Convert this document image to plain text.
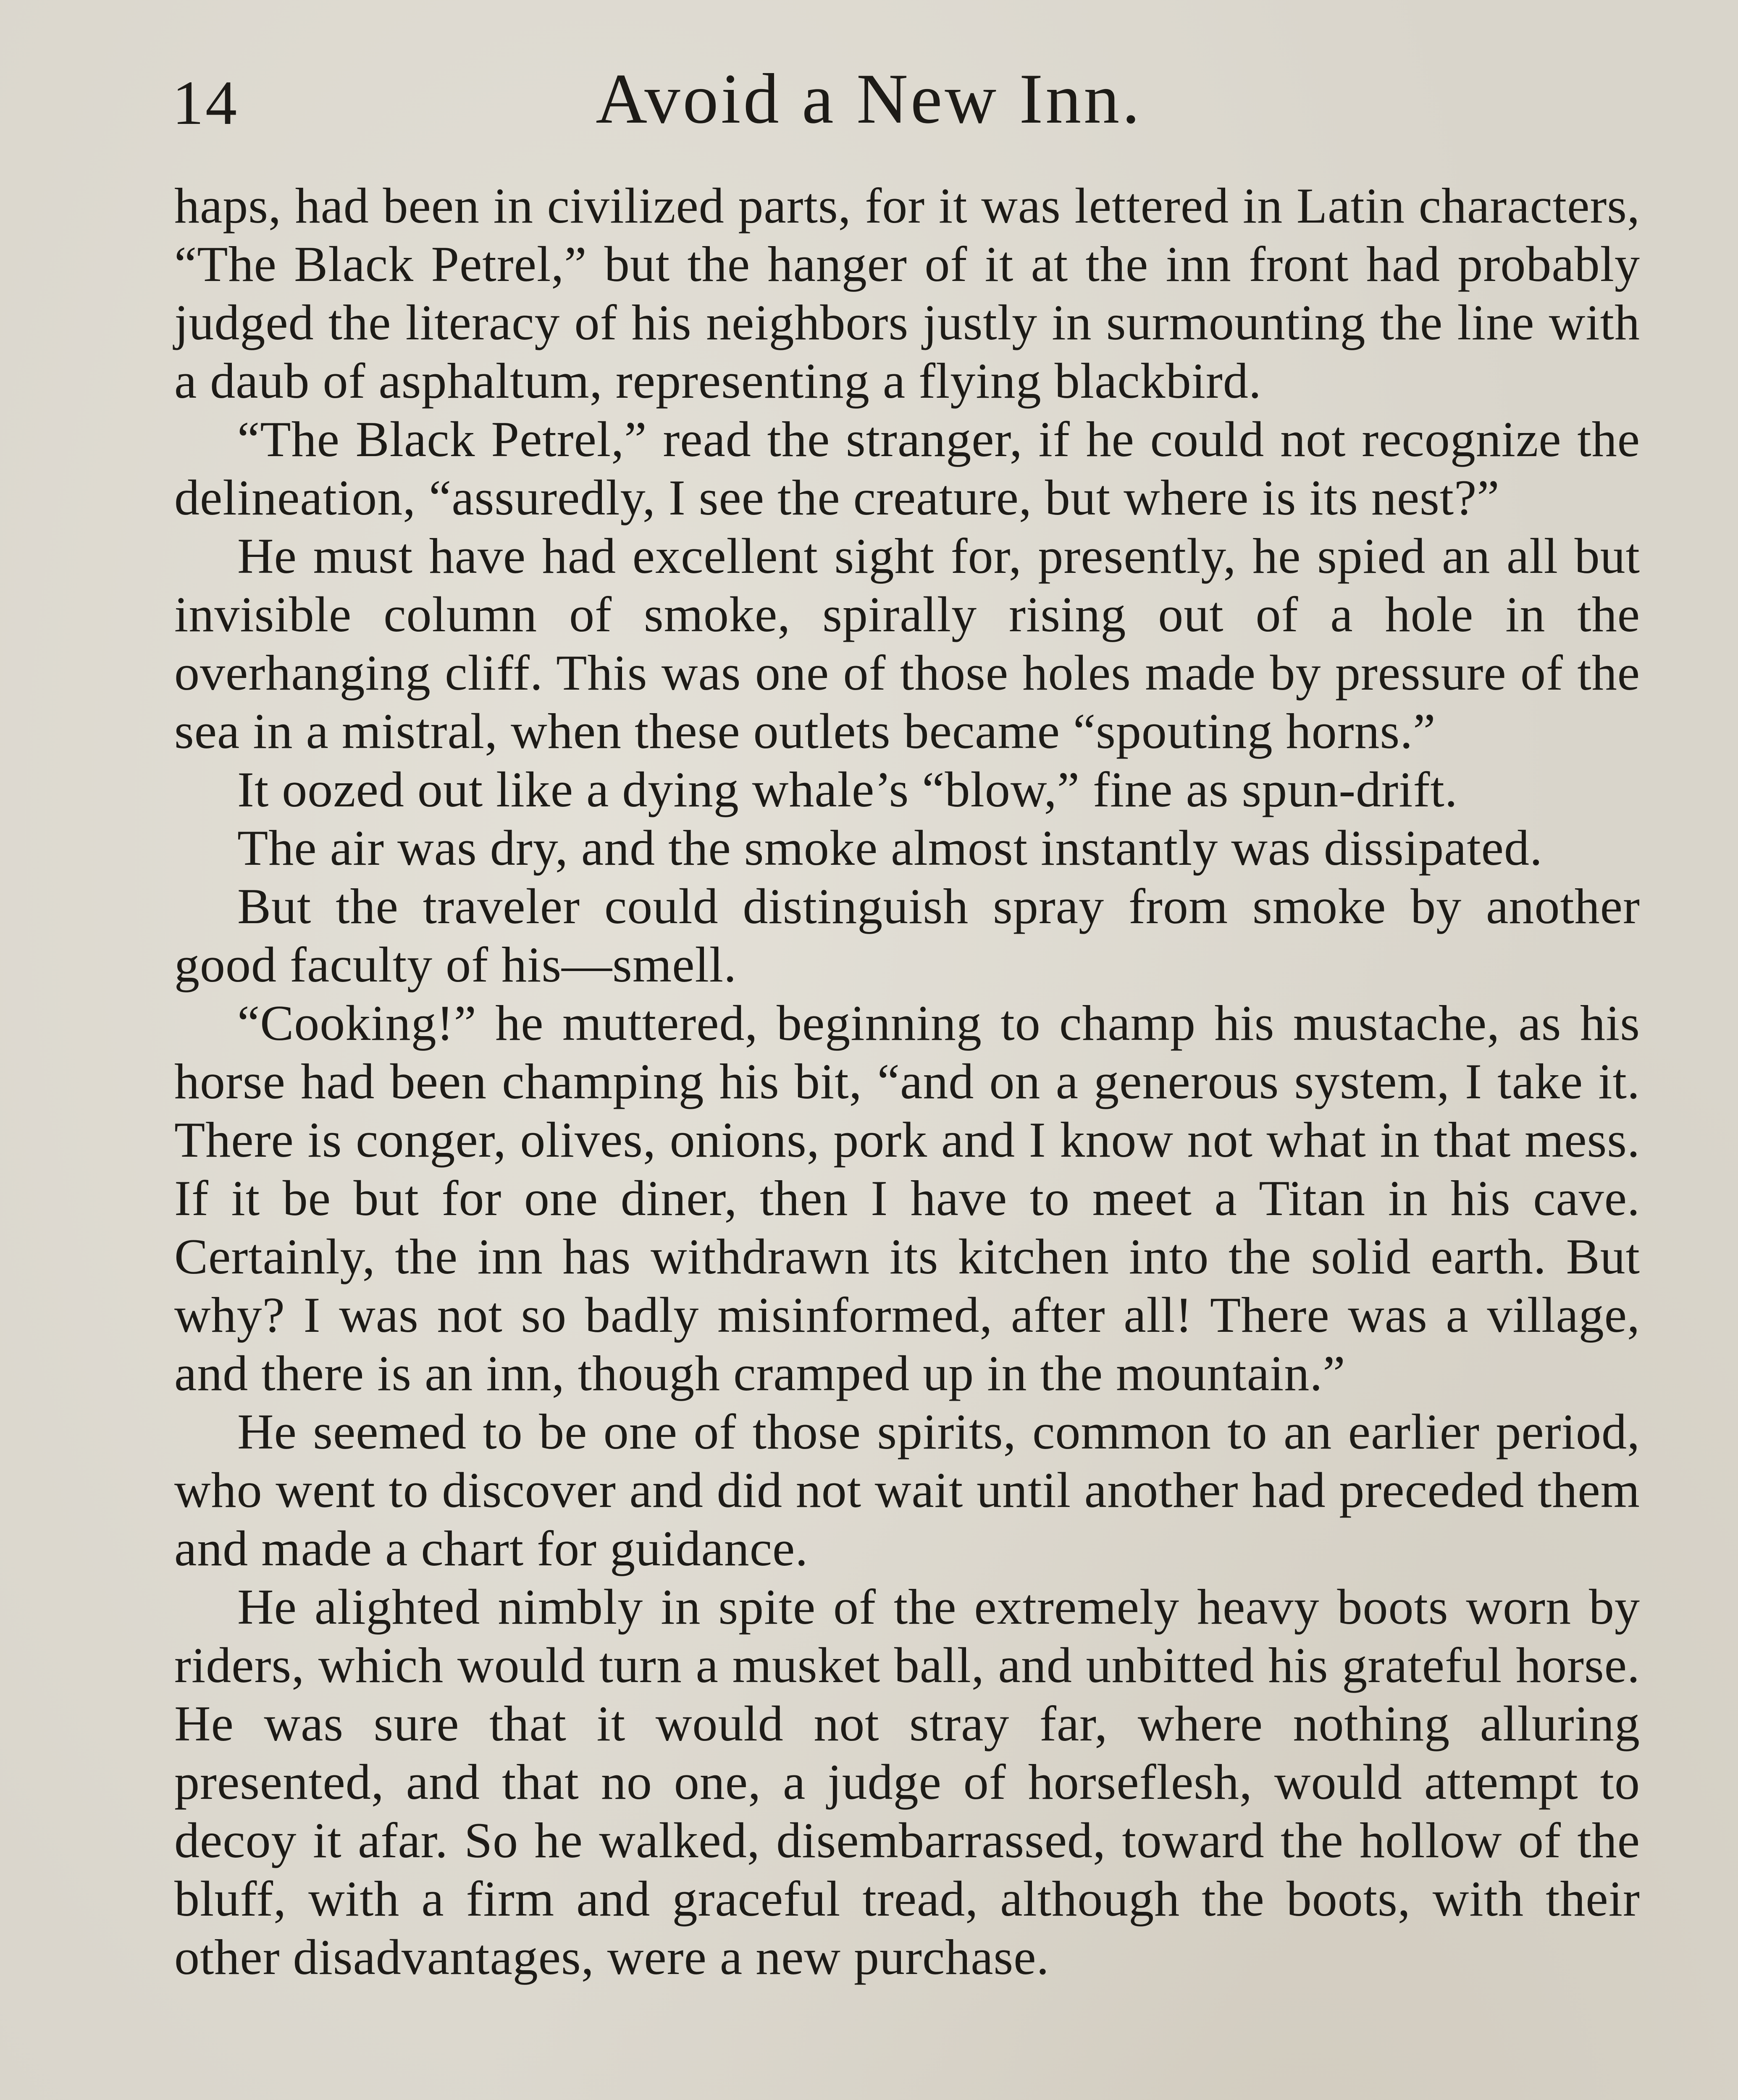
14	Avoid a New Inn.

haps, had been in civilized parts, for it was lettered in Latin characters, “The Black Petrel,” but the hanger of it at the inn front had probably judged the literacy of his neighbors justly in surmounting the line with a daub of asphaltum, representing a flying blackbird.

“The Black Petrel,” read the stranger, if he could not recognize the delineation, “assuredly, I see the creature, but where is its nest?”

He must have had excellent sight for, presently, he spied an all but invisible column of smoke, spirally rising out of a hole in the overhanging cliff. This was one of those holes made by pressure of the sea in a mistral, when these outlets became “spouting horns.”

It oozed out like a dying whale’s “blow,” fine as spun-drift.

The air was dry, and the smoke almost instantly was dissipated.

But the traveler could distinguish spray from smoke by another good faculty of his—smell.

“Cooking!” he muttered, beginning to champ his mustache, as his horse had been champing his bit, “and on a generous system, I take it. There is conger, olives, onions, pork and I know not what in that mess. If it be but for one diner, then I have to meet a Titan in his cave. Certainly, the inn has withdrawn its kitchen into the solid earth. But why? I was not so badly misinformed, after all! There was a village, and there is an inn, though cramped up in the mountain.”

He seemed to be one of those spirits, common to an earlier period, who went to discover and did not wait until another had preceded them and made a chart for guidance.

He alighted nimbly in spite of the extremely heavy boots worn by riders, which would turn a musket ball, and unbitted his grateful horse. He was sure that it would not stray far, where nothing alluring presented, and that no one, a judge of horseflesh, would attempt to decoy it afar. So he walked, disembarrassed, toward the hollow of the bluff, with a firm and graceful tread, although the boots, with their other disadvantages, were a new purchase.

==============================

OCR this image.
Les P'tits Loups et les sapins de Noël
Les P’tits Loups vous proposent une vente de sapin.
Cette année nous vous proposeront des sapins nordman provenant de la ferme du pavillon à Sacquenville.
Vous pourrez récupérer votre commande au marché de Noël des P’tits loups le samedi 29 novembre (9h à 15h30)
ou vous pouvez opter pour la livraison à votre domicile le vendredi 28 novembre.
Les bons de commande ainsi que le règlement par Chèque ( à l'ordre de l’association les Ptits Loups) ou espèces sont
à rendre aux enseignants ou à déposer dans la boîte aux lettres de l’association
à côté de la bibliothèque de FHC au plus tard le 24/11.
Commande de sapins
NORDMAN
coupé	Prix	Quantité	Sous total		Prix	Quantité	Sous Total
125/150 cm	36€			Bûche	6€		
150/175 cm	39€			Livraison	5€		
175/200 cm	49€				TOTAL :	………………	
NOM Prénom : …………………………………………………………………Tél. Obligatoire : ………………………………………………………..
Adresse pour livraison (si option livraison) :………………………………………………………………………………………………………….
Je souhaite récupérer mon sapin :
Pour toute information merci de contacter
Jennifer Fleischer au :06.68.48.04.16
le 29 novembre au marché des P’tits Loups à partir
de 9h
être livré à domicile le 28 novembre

==============================

Working from the entries above, return all lines that contain "Black".

haps, had been in civilized parts, for it was lettered in Latin characters, “The Black Petrel,” but the hanger of it at the inn front had probably judged the literacy of his neighbors justly in surmounting the line with a daub of asphaltum, representing a flying blackbird.
“The Black Petrel,” read the stranger, if he could not recognize the delineation, “assuredly, I see the creature, but where is its nest?”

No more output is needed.